Copy out the profile of The Neverclaim below word for word, from its opening list through the final sentence.

Text excerpt:
• • •
- Origin: Portland, Oregon, U.S.
- Genres: CCM, Christian rock, pop rock
- Years active: 2007–present
- Labels: Essential
- Members: Jeremiah Carlson, Mitchell Maldonado, Chuck Hill, Beji George,
- Website: theneverclaim.com

= The Neverclaim =

The Neverclaim is a contemporary Christian music band from Portland, Oregon. They are on the Essential Records label, which they released their first studio album on September 24, 2013, entitled The Neverclaim. Their second album, The Joy, was released from The Fuel Music in association with Radiate Music, in 2015.

==Background==
The Neverclaim are from Portland, Oregon and Houston, Texas, but their home church is The Vineyard in Vancouver, Washington. The quartet claim as influences to their musical style the likes of Third Day, Kevin Prosch, Rich Mullins, Bruce Springsteen, Keith Green, Hall and Oates, The Decemberists, Foo Fighters, Keith Urban and Vineyard Worship. Also, The Neverclaim have been compared to such acts as Copeland, Coldplay, Anberlin and Radiohead. They have been noted for having a sound in their music and vocal that is similar to Needtobreathe, Third Day, NewSong, while having lyrics like One Sonic Society and All Sons & Daughters. The Neverclaim credits John Wimber, Charles Spurgeon, Ravi Zacharias, Alistair Begg, Chuck Swindoll, John Piper, Robby Dawkins, Todd White and Phil Strout as their influences on their life and ministry. Lastly, Mac Powell was the person responsible for introducing them to their label Essential Records.

==Music==
In August 2013, the band were signed to Essential Records, which is a major Christian music label in the United States.

===Independent albums===
The Neverclaim released three independent albums starting with 2007's I Became Low on Break of Day, 2010's Quietdown on Come&Live! and 2012's Revival with Vineyard Worship and Come&Live! labels.
• • •
Source excerpt:
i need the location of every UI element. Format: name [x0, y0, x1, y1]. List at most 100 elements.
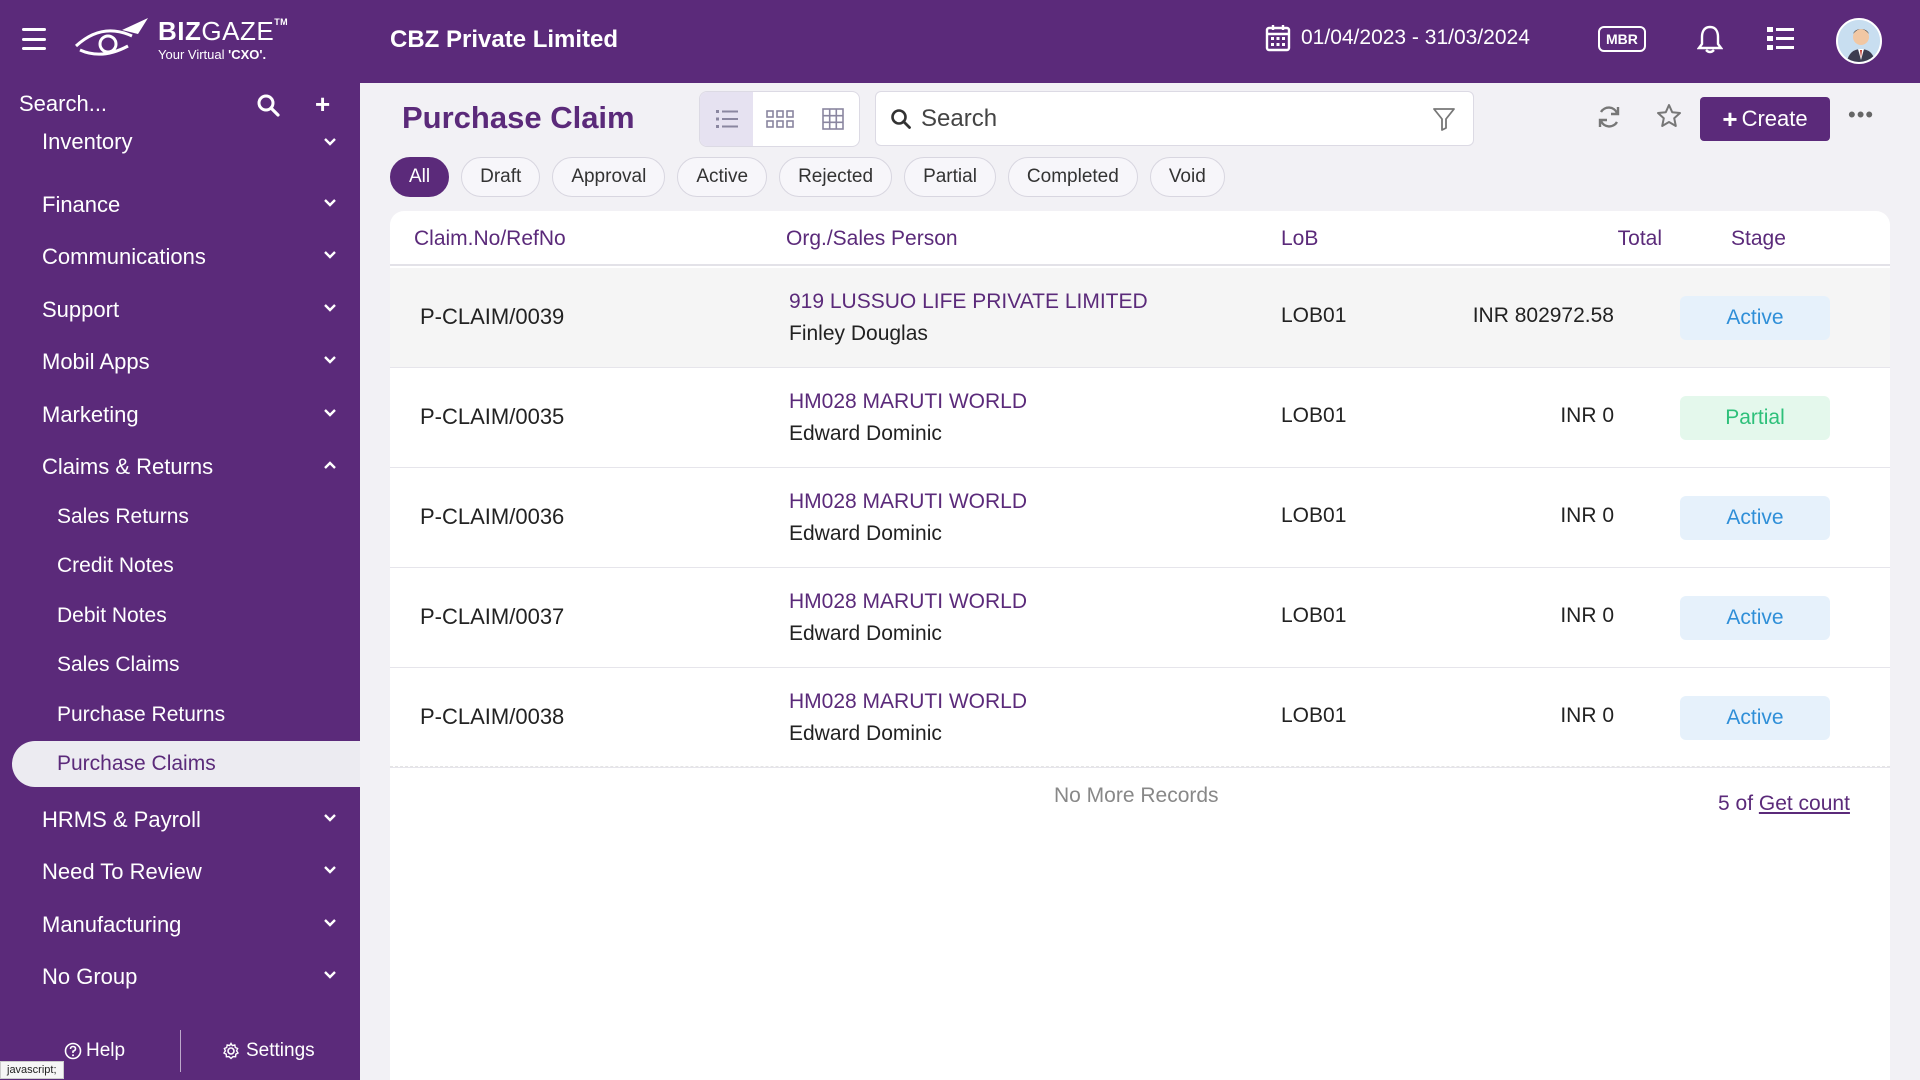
• • •
Solution for this exercise:
- Origin: Portland, Oregon, U.S.
- Genres: CCM, Christian rock, pop rock
- Years active: 2007–present
- Labels: Essential
- Members: Jeremiah Carlson, Mitchell Maldonado, Chuck Hill, Beji George,
- Website: theneverclaim.com

= The Neverclaim =

The Neverclaim is a contemporary Christian music band from Portland, Oregon. They are on the Essential Records label, which they released their first studio album on September 24, 2013, entitled The Neverclaim. Their second album, The Joy, was released from The Fuel Music in association with Radiate Music, in 2015.

==Background==
The Neverclaim are from Portland, Oregon and Houston, Texas, but their home church is The Vineyard in Vancouver, Washington. The quartet claim as influences to their musical style the likes of Third Day, Kevin Prosch, Rich Mullins, Bruce Springsteen, Keith Green, Hall and Oates, The Decemberists, Foo Fighters, Keith Urban and Vineyard Worship. Also, The Neverclaim have been compared to such acts as Copeland, Coldplay, Anberlin and Radiohead. They have been noted for having a sound in their music and vocal that is similar to Needtobreathe, Third Day, NewSong, while having lyrics like One Sonic Society and All Sons & Daughters. The Neverclaim credits John Wimber, Charles Spurgeon, Ravi Zacharias, Alistair Begg, Chuck Swindoll, John Piper, Robby Dawkins, Todd White and Phil Strout as their influences on their life and ministry. Lastly, Mac Powell was the person responsible for introducing them to their label Essential Records.

==Music==
In August 2013, the band were signed to Essential Records, which is a major Christian music label in the United States.

===Independent albums===
The Neverclaim released three independent albums starting with 2007's I Became Low on Break of Day, 2010's Quietdown on Come&Live! and 2012's Revival with Vineyard Worship and Come&Live! labels.